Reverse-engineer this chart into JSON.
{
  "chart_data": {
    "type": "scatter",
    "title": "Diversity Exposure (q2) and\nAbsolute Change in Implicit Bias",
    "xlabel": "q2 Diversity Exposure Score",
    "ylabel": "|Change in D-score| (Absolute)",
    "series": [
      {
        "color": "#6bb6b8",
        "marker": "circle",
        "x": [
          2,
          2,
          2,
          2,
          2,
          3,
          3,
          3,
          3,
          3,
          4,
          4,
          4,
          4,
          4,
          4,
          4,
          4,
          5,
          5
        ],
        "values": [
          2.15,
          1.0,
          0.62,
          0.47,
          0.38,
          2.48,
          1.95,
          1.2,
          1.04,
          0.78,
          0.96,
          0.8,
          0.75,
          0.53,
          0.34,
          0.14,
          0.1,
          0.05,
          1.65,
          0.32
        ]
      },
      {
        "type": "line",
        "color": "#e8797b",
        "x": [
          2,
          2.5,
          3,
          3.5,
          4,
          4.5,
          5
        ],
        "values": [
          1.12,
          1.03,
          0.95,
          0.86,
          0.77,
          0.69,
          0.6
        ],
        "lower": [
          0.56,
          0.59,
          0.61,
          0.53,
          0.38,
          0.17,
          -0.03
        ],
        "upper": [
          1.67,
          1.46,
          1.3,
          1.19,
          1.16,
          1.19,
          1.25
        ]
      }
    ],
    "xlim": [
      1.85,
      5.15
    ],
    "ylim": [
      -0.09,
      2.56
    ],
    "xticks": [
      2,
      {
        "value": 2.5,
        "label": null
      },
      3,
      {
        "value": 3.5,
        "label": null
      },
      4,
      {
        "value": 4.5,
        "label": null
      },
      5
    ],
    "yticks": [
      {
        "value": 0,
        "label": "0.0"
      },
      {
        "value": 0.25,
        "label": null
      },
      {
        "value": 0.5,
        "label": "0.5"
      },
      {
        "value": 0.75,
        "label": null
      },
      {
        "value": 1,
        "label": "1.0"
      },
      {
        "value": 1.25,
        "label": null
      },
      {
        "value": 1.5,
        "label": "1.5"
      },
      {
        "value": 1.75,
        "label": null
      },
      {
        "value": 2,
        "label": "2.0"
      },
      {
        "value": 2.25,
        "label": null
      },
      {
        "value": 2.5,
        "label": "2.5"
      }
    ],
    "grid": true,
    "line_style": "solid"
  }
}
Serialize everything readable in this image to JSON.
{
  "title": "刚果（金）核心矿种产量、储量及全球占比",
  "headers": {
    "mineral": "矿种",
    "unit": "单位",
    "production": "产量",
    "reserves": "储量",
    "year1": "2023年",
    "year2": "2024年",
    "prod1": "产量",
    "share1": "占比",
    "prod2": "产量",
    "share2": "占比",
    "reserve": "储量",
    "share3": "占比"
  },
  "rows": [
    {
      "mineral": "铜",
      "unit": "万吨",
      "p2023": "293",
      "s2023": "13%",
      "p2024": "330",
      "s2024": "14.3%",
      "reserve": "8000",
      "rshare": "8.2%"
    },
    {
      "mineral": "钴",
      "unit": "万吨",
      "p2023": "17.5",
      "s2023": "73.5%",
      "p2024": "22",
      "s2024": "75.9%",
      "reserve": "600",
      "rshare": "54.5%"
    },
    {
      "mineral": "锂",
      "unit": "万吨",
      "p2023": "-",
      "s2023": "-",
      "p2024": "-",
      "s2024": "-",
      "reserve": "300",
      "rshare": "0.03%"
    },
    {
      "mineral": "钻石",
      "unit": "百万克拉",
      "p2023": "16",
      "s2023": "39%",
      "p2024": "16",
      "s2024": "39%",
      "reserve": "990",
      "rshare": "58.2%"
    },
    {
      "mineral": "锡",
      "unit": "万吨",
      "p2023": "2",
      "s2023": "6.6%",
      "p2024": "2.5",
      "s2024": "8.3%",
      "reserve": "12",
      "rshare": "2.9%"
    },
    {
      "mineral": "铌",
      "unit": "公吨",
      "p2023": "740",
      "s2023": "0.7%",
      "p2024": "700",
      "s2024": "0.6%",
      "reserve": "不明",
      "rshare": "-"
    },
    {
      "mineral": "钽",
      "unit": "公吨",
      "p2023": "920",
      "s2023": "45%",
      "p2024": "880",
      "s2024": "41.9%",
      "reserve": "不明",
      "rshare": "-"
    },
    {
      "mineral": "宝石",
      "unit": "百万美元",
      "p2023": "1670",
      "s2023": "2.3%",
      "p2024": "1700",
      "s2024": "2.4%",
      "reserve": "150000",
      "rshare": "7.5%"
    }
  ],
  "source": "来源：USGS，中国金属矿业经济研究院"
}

**********

All the data must be duplicated exactly, with nothing added or removed.

▶ **Expected answer**:
Reverse-engineer this chart into JSON.
{
  "chart_data": {
    "type": "scatter",
    "title": "Diversity Exposure (q2) and\nAbsolute Change in Implicit Bias",
    "xlabel": "q2 Diversity Exposure Score",
    "ylabel": "|Change in D-score| (Absolute)",
    "series": [
      {
        "color": "#6bb6b8",
        "marker": "circle",
        "x": [
          2,
          2,
          2,
          2,
          2,
          3,
          3,
          3,
          3,
          3,
          4,
          4,
          4,
          4,
          4,
          4,
          4,
          4,
          5,
          5
        ],
        "values": [
          2.15,
          1.0,
          0.62,
          0.47,
          0.38,
          2.48,
          1.95,
          1.2,
          1.04,
          0.78,
          0.96,
          0.8,
          0.75,
          0.53,
          0.34,
          0.14,
          0.1,
          0.05,
          1.65,
          0.32
        ]
      },
      {
        "type": "line",
        "color": "#e8797b",
        "x": [
          2,
          2.5,
          3,
          3.5,
          4,
          4.5,
          5
        ],
        "values": [
          1.12,
          1.03,
          0.95,
          0.86,
          0.77,
          0.69,
          0.6
        ],
        "lower": [
          0.56,
          0.59,
          0.61,
          0.53,
          0.38,
          0.17,
          -0.03
        ],
        "upper": [
          1.67,
          1.46,
          1.3,
          1.19,
          1.16,
          1.19,
          1.25
        ]
      }
    ],
    "xlim": [
      1.85,
      5.15
    ],
    "ylim": [
      -0.09,
      2.56
    ],
    "xticks": [
      2,
      {
        "value": 2.5,
        "label": null
      },
      3,
      {
        "value": 3.5,
        "label": null
      },
      4,
      {
        "value": 4.5,
        "label": null
      },
      5
    ],
    "yticks": [
      {
        "value": 0,
        "label": "0.0"
      },
      {
        "value": 0.25,
        "label": null
      },
      {
        "value": 0.5,
        "label": "0.5"
      },
      {
        "value": 0.75,
        "label": null
      },
      {
        "value": 1,
        "label": "1.0"
      },
      {
        "value": 1.25,
        "label": null
      },
      {
        "value": 1.5,
        "label": "1.5"
      },
      {
        "value": 1.75,
        "label": null
      },
      {
        "value": 2,
        "label": "2.0"
      },
      {
        "value": 2.25,
        "label": null
      },
      {
        "value": 2.5,
        "label": "2.5"
      }
    ],
    "grid": true,
    "line_style": "solid"
  }
}
Serialize everything readable in this image to JSON.
{
  "title": "刚果（金）核心矿种产量、储量及全球占比",
  "headers": {
    "mineral": "矿种",
    "unit": "单位",
    "production": "产量",
    "reserves": "储量",
    "year1": "2023年",
    "year2": "2024年",
    "prod1": "产量",
    "share1": "占比",
    "prod2": "产量",
    "share2": "占比",
    "reserve": "储量",
    "share3": "占比"
  },
  "rows": [
    {
      "mineral": "铜",
      "unit": "万吨",
      "p2023": "293",
      "s2023": "13%",
      "p2024": "330",
      "s2024": "14.3%",
      "reserve": "8000",
      "rshare": "8.2%"
    },
    {
      "mineral": "钴",
      "unit": "万吨",
      "p2023": "17.5",
      "s2023": "73.5%",
      "p2024": "22",
      "s2024": "75.9%",
      "reserve": "600",
      "rshare": "54.5%"
    },
    {
      "mineral": "锂",
      "unit": "万吨",
      "p2023": "-",
      "s2023": "-",
      "p2024": "-",
      "s2024": "-",
      "reserve": "300",
      "rshare": "0.03%"
    },
    {
      "mineral": "钻石",
      "unit": "百万克拉",
      "p2023": "16",
      "s2023": "39%",
      "p2024": "16",
      "s2024": "39%",
      "reserve": "990",
      "rshare": "58.2%"
    },
    {
      "mineral": "锡",
      "unit": "万吨",
      "p2023": "2",
      "s2023": "6.6%",
      "p2024": "2.5",
      "s2024": "8.3%",
      "reserve": "12",
      "rshare": "2.9%"
    },
    {
      "mineral": "铌",
      "unit": "公吨",
      "p2023": "740",
      "s2023": "0.7%",
      "p2024": "700",
      "s2024": "0.6%",
      "reserve": "不明",
      "rshare": "-"
    },
    {
      "mineral": "钽",
      "unit": "公吨",
      "p2023": "920",
      "s2023": "45%",
      "p2024": "880",
      "s2024": "41.9%",
      "reserve": "不明",
      "rshare": "-"
    },
    {
      "mineral": "宝石",
      "unit": "百万美元",
      "p2023": "1670",
      "s2023": "2.3%",
      "p2024": "1700",
      "s2024": "2.4%",
      "reserve": "150000",
      "rshare": "7.5%"
    }
  ],
  "source": "来源：USGS，中国金属矿业经济研究院"
}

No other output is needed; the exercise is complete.